## Goals:
a – Extract from the ANA flight blog entry the passage that begins with the words "At 12:20pm, our" and ends after "flight to Japan.", reproducing it verbatim.
b – Write the next part of the ANA flight blog entry, picking up after its last sentence.

## Document section:
· · · ·
To make sure you’re all caught up with my Japan blog entries, start here:

After leaving P.F. Chang’s, we swiftly made our way to Gate 155 to catch our 12:35 pm flight via ANA.


At 12:20pm, our ANA direct flight to Japan began its boarding process. No issues. We all had our carry ons and backpacks and found our seats.


First impression, the economy seats were roomy. The kids were thrilled with the movie selections. Me? I just wanted to sleep. I was so tired during my drive to the airport. Once I got on the plane, I dozed off quickly before take off. img_6746.jpgimg_6772

For my in-flight entertainment, I watched Green Book. It was the movie that won Best Picture at the Oscars in 2019. What a fantastic movie. I also watched Argo, another Best Picture from a few years ago. I love Argo, and I love watching the suspenseful climax in the movie. I also watched “If Beale Street Could Talk” where Regina King was named Best Supporting Actress. I guess you could say it was an Oscar-worthy inspired flight to Japan.


Ok back to ANA, the flight attendants. Talk about service with a smile. They were cheerful and attentive. For the beverage service, I kept it simple with just getting sparkling water, ice, and lemon. For lunch, I had the Creamy Seafood Doria. There was squid and shrimp, prosciutto on side, egg, edamame, noodles, and salad, and bread. The meal capped off with Haagen Daz Vanilla Ice Cream.
· · · ·
## Dataset extract:
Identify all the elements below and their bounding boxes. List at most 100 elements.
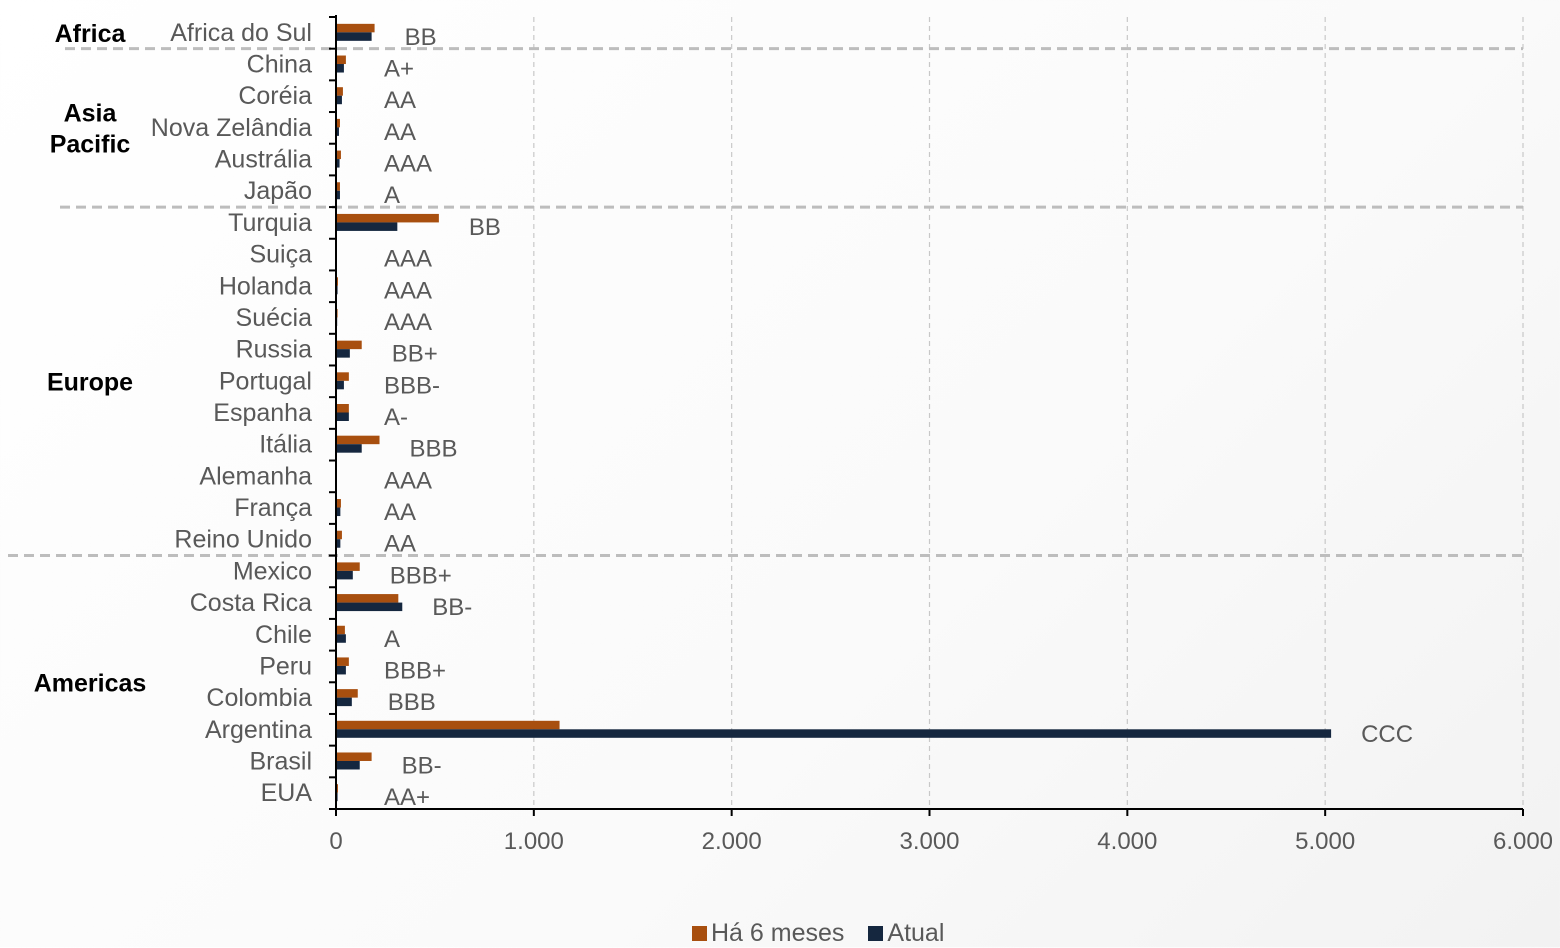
· · · ·
## Answers below:
a –
At 12:20pm, our ANA direct flight to Japan began its boarding process. No issues. We all had our carry ons and backpacks and found our seats.


First impression, the economy seats were roomy. The kids were thrilled with the movie selections. Me? I just wanted to sleep. I was so tired during my drive to the airport. Once I got on the plane, I dozed off quickly before take off. img_6746.jpgimg_6772

For my in-flight entertainment, I watched Green Book. It was the movie that won Best Picture at the Oscars in 2019. What a fantastic movie. I also watched Argo, another Best Picture from a few years ago. I love Argo, and I love watching the suspenseful climax in the movie. I also watched “If Beale Street Could Talk” where Regina King was named Best Supporting Actress. I guess you could say it was an Oscar-worthy inspired flight to Japan.

b –
Two hours after the lunch service, I got up and went to get snack and soup. That kept me and my family fed. We’re so used to flying economy seats, and there was nothing to complain about ANA’s. The kids were able to sleep well during the flight. I chose to fight not to sleep because I want to make sure we get our full sleep once we get to Japan.


The flight attendants had a service with a smile. That’s always a major factor knowing that you could easily approach them with any of your needs.

Back in Narita

While it was a first for many of us to explore Japan, this must’ve been my 3rd or 4th time arriving in Narita. I’ve been at this airport a few times in the past while en route to the Philippines, and most recently to Singapore. It was a good 10-minute walk down to Customs and immigration. We had our fingerprints and pictures taken. No major questions were asked. It was a breeze.


We easily bypassed baggage claim. The beauty of traveling with just a carryon and backpacks? We had nothing to claim. We headed out and made it to the main arrivals hall.

Taking care of airport business

We’re on our own. No tour guide. Just us. We had to take care of airport business as we made our way to our AirBNB.




Got our yen.

Nancy found many ATMs off to the left side. As I stated in my previous entry, we brought our debit card with Charles Schwab, which allowed us to get cash anywhere in the world and not have to worry about ATM fees. We didn’t get all the cash we needed, just enough for the day. Why? We could always get cash anyway and the fees will be reimbursed to us.

Also, we didn’t bring any Yens from the US. It’s better to get the money locally in Japan. The exchange rate is better when using a local bank ATM in Japan. Here’s what I wrote. Scroll down to #4.

Suica card

Ok, so the madness begins. We had the address to our AirBNB. Our only guide was to use Google Maps to dictate where we needed go to. According to Google Maps, our train ticket would cost us 973 Yen.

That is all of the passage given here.